§ **Exercise instructions**
Please format the lines below as a JSON list of strings, one string per line, skipping blank lines and leaving out the pictures.

━━━ Stored data

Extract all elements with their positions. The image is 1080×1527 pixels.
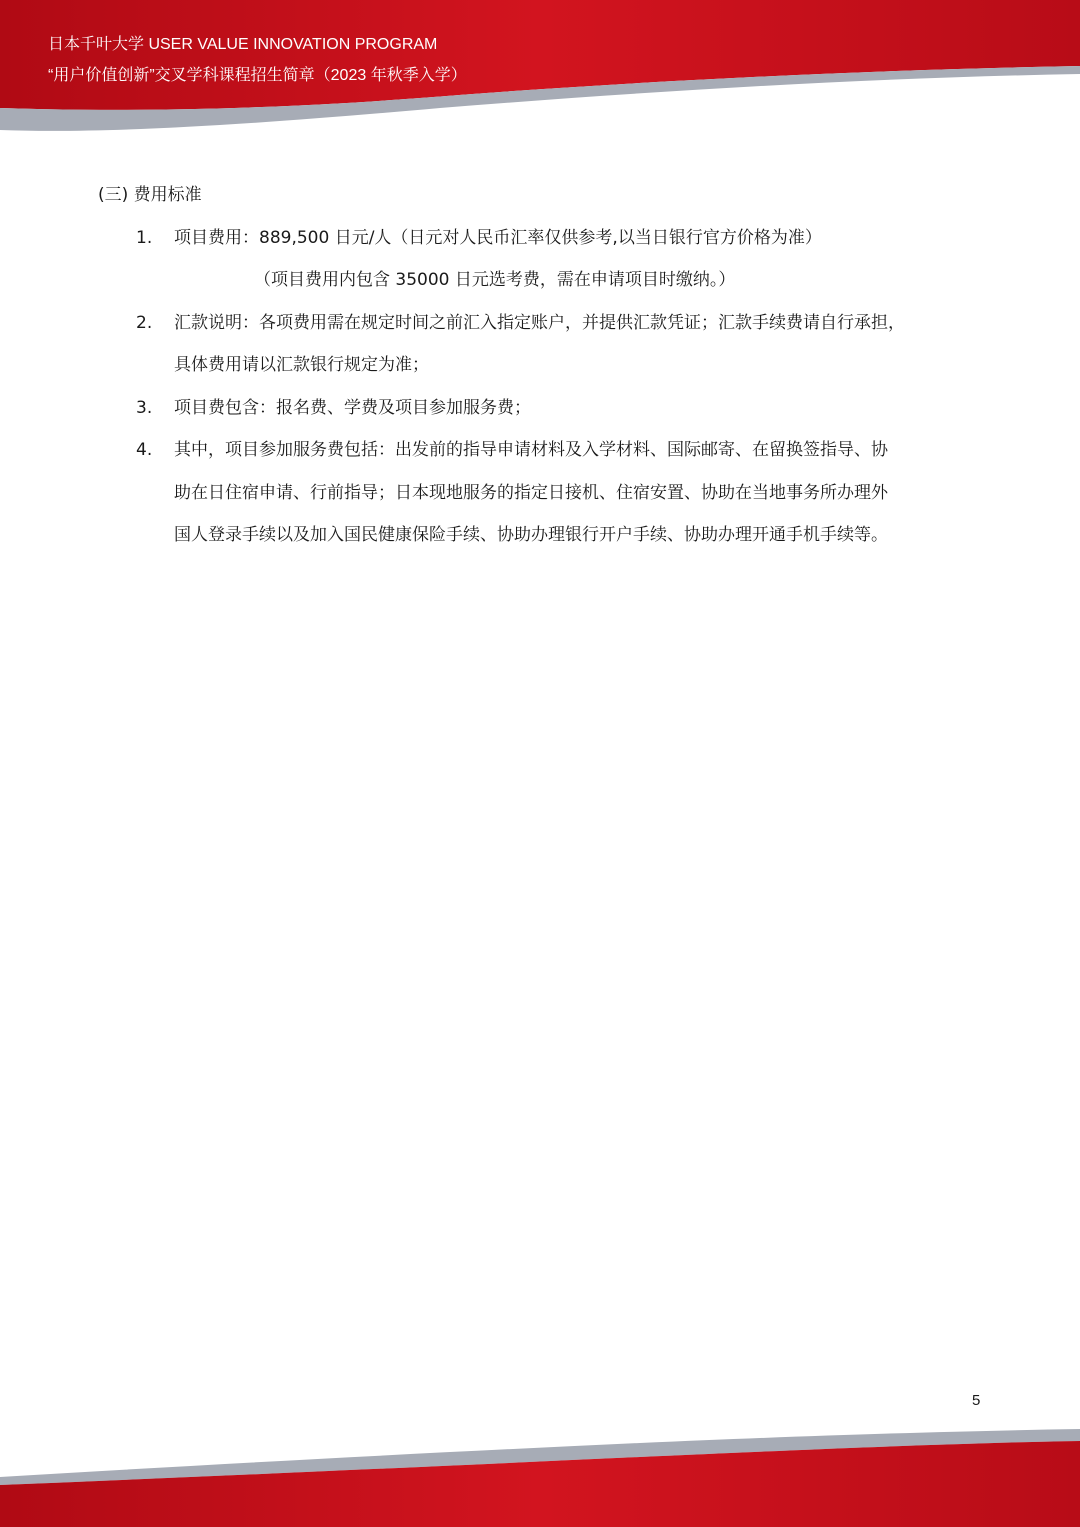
item-number: 2. bbox=[136, 313, 153, 333]
item-2-line-2: 具体费用请以汇款银行规定为准； bbox=[174, 355, 429, 375]
item-4-line-2: 助在日住宿申请、行前指导；日本现地服务的指定日接机、住宿安置、协助在当地事务所办理外 bbox=[174, 483, 888, 503]
section-title: (三) 费用标准 bbox=[98, 185, 202, 205]
item-number: 3. bbox=[136, 398, 153, 418]
item-number: 4. bbox=[136, 440, 153, 460]
footer-banner bbox=[0, 1415, 1080, 1527]
footer-wave-graphic bbox=[0, 1415, 1080, 1527]
header-subtitle: “用户价值创新”交叉学科课程招生简章（2023 年秋季入学） bbox=[48, 67, 467, 84]
item-1-line-2: （项目费用内包含 35000 日元选考费，需在申请项目时缴纳。） bbox=[254, 270, 736, 290]
item-3-line-1: 项目费包含：报名费、学费及项目参加服务费； bbox=[174, 398, 531, 418]
header-title: 日本千叶大学 USER VALUE INNOVATION PROGRAM bbox=[48, 36, 438, 53]
item-1-line-1: 项目费用：889,500 日元/人（日元对人民币汇率仅供参考,以当日银行官方价格为准） bbox=[174, 228, 822, 248]
item-4-line-3: 国人登录手续以及加入国民健康保险手续、协助办理银行开户手续、协助办理开通手机手续等。 bbox=[174, 525, 888, 545]
item-2-line-1: 汇款说明：各项费用需在规定时间之前汇入指定账户，并提供汇款凭证；汇款手续费请自行承担， bbox=[174, 313, 905, 333]
page-number: 5 bbox=[972, 1392, 981, 1409]
item-number: 1. bbox=[136, 228, 153, 248]
item-4-line-1: 其中，项目参加服务费包括：出发前的指导申请材料及入学材料、国际邮寄、在留换签指导、协 bbox=[174, 440, 888, 460]
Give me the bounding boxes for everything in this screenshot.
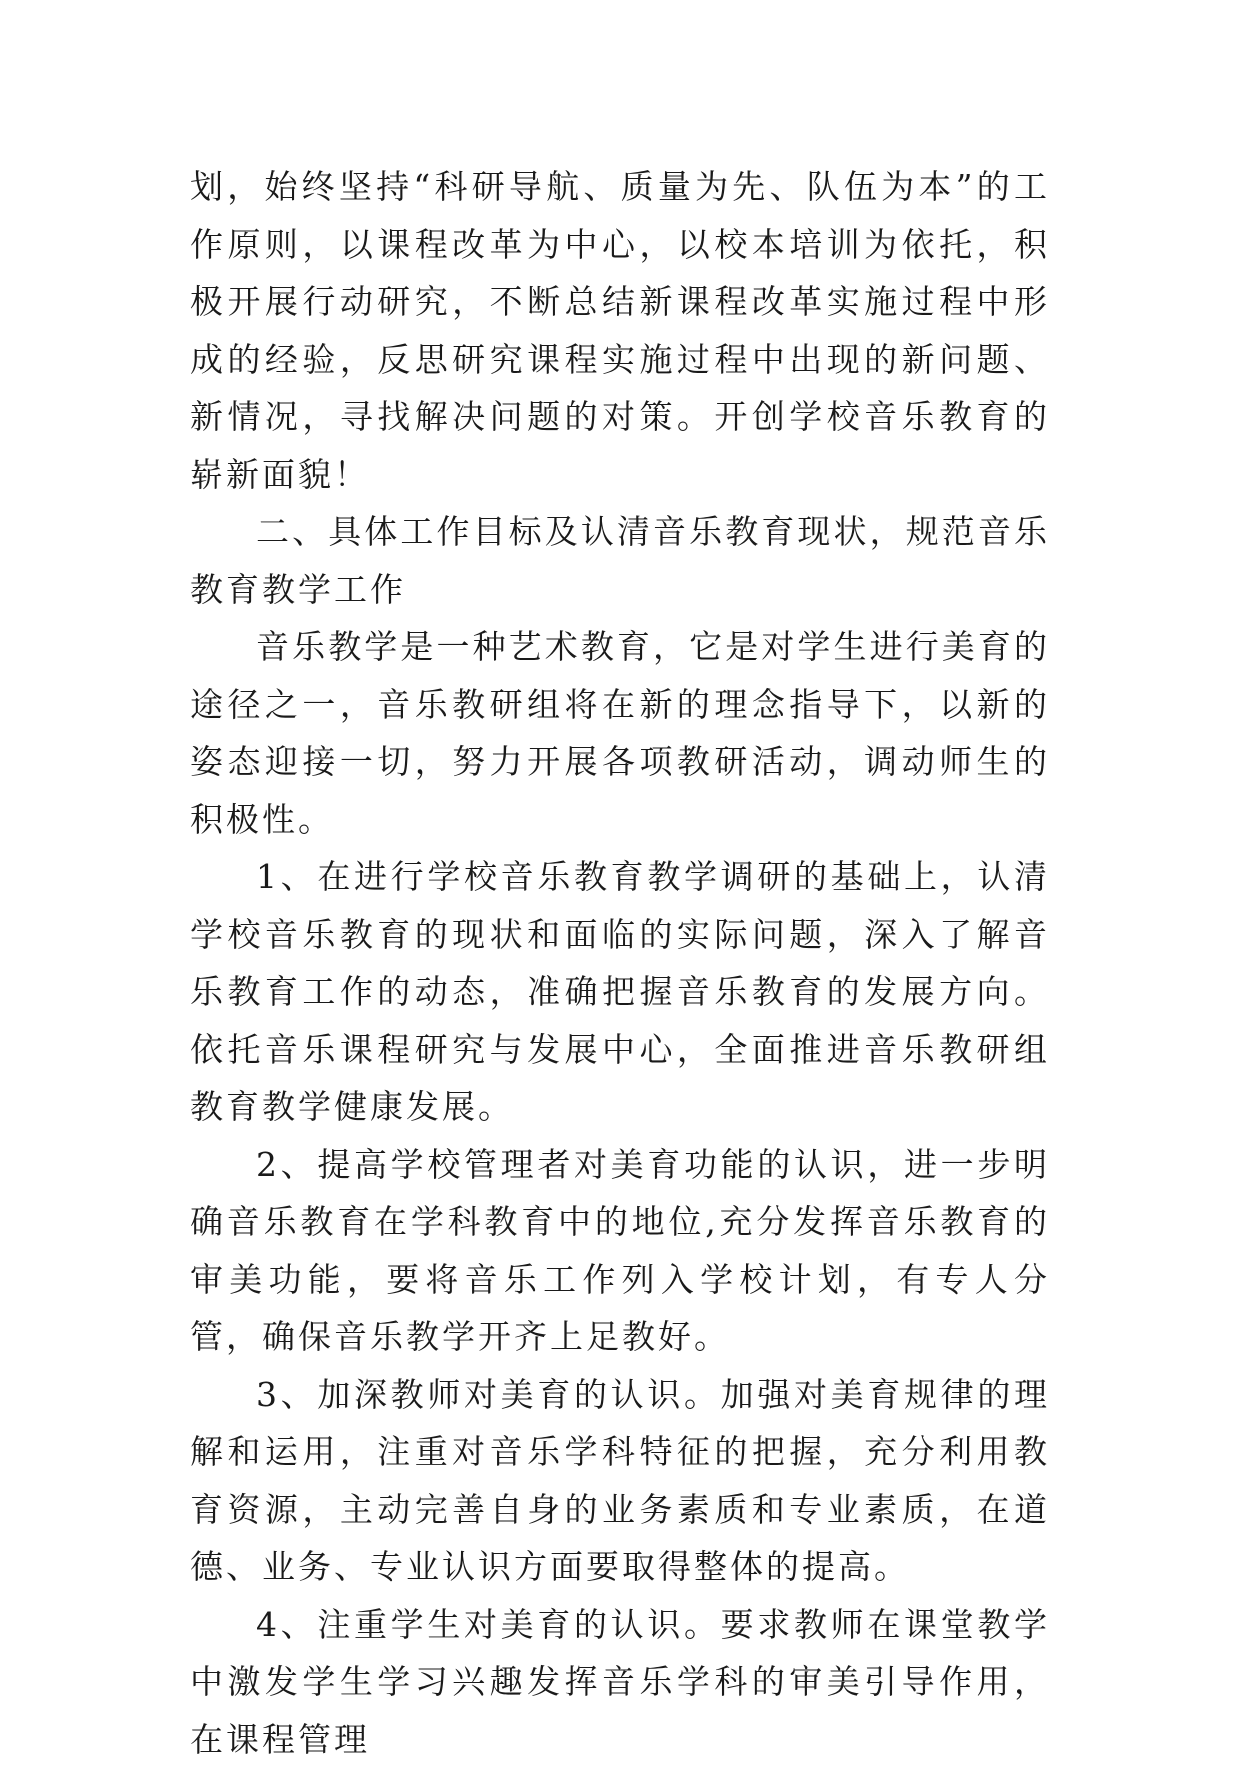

━━━━━━

§ **Full response**
[
  "Extract all elements with their positions. The image is 1080×1527 pixels.",
  "item-number: 2. bbox=[136, 313, 153, 333]",
  "item-2-line-2: 具体费用请以汇款银行规定为准； bbox=[174, 355, 429, 375]",
  "item-4-line-2: 助在日住宿申请、行前指导；日本现地服务的指定日接机、住宿安置、协助在当地事务所办理外 bbox=[174, 483, 888, 503]",
  "section-title: (三) 费用标准 bbox=[98, 185, 202, 205]",
  "item-number: 3. bbox=[136, 398, 153, 418]",
  "item-number: 4. bbox=[136, 440, 153, 460]",
  "footer-banner bbox=[0, 1415, 1080, 1527]",
  "footer-wave-graphic bbox=[0, 1415, 1080, 1527]",
  "header-subtitle: “用户价值创新”交叉学科课程招生简章（2023 年秋季入学） bbox=[48, 67, 467, 84]",
  "item-1-line-2: （项目费用内包含 35000 日元选考费，需在申请项目时缴纳。） bbox=[254, 270, 736, 290]",
  "item-3-line-1: 项目费包含：报名费、学费及项目参加服务费； bbox=[174, 398, 531, 418]",
  "header-title: 日本千叶大学 USER VALUE INNOVATION PROGRAM bbox=[48, 36, 438, 53]",
  "item-1-line-1: 项目费用：889,500 日元/人（日元对人民币汇率仅供参考,以当日银行官方价格为准） bbox=[174, 228, 822, 248]",
  "item-4-line-3: 国人登录手续以及加入国民健康保险手续、协助办理银行开户手续、协助办理开通手机手续等。 bbox=[174, 525, 888, 545]",
  "item-2-line-1: 汇款说明：各项费用需在规定时间之前汇入指定账户，并提供汇款凭证；汇款手续费请自行承担， bbox=[174, 313, 905, 333]",
  "page-number: 5 bbox=[972, 1392, 981, 1409]",
  "item-number: 1. bbox=[136, 228, 153, 248]",
  "item-4-line-1: 其中，项目参加服务费包括：出发前的指导申请材料及入学材料、国际邮寄、在留换签指导、协 bbox=[174, 440, 888, 460]",
  "Give me the bounding boxes for everything in this screenshot."
]